**EXERCISE BRIEF**
What is needed here is an exact copy of every entry.

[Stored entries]

---

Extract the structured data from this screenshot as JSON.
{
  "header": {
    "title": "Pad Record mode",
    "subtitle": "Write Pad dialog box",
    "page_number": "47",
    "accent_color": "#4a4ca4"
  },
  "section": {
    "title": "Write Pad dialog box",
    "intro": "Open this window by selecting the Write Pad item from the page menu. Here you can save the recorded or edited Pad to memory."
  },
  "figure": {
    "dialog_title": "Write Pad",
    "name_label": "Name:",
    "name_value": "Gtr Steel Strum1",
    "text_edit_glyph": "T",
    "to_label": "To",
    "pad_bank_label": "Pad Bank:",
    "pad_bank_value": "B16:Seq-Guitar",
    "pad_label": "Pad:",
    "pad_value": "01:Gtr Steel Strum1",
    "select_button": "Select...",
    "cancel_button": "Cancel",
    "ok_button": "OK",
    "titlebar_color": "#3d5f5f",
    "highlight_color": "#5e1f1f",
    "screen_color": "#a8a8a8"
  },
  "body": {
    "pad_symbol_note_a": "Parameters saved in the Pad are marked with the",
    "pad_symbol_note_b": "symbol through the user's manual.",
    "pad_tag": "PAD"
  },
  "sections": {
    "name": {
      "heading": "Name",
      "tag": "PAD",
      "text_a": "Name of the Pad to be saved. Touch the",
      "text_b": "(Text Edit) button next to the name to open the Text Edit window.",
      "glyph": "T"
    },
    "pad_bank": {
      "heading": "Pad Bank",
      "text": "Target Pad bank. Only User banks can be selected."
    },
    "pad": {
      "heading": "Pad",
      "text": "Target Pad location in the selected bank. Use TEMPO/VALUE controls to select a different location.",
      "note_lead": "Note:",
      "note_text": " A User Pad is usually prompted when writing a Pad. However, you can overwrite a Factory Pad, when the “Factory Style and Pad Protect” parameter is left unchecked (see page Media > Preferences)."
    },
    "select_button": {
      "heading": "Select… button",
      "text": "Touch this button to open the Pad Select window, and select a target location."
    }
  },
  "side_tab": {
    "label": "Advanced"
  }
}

---

**CORRECT ANSWER**
Extract the structured data from this screenshot as JSON.
{
  "header": {
    "title": "Pad Record mode",
    "subtitle": "Write Pad dialog box",
    "page_number": "47",
    "accent_color": "#4a4ca4"
  },
  "section": {
    "title": "Write Pad dialog box",
    "intro": "Open this window by selecting the Write Pad item from the page menu. Here you can save the recorded or edited Pad to memory."
  },
  "figure": {
    "dialog_title": "Write Pad",
    "name_label": "Name:",
    "name_value": "Gtr Steel Strum1",
    "text_edit_glyph": "T",
    "to_label": "To",
    "pad_bank_label": "Pad Bank:",
    "pad_bank_value": "B16:Seq-Guitar",
    "pad_label": "Pad:",
    "pad_value": "01:Gtr Steel Strum1",
    "select_button": "Select...",
    "cancel_button": "Cancel",
    "ok_button": "OK",
    "titlebar_color": "#3d5f5f",
    "highlight_color": "#5e1f1f",
    "screen_color": "#a8a8a8"
  },
  "body": {
    "pad_symbol_note_a": "Parameters saved in the Pad are marked with the",
    "pad_symbol_note_b": "symbol through the user's manual.",
    "pad_tag": "PAD"
  },
  "sections": {
    "name": {
      "heading": "Name",
      "tag": "PAD",
      "text_a": "Name of the Pad to be saved. Touch the",
      "text_b": "(Text Edit) button next to the name to open the Text Edit window.",
      "glyph": "T"
    },
    "pad_bank": {
      "heading": "Pad Bank",
      "text": "Target Pad bank. Only User banks can be selected."
    },
    "pad": {
      "heading": "Pad",
      "text": "Target Pad location in the selected bank. Use TEMPO/VALUE controls to select a different location.",
      "note_lead": "Note:",
      "note_text": " A User Pad is usually prompted when writing a Pad. However, you can overwrite a Factory Pad, when the “Factory Style and Pad Protect” parameter is left unchecked (see page Media > Preferences)."
    },
    "select_button": {
      "heading": "Select… button",
      "text": "Touch this button to open the Pad Select window, and select a target location."
    }
  },
  "side_tab": {
    "label": "Advanced"
  }
}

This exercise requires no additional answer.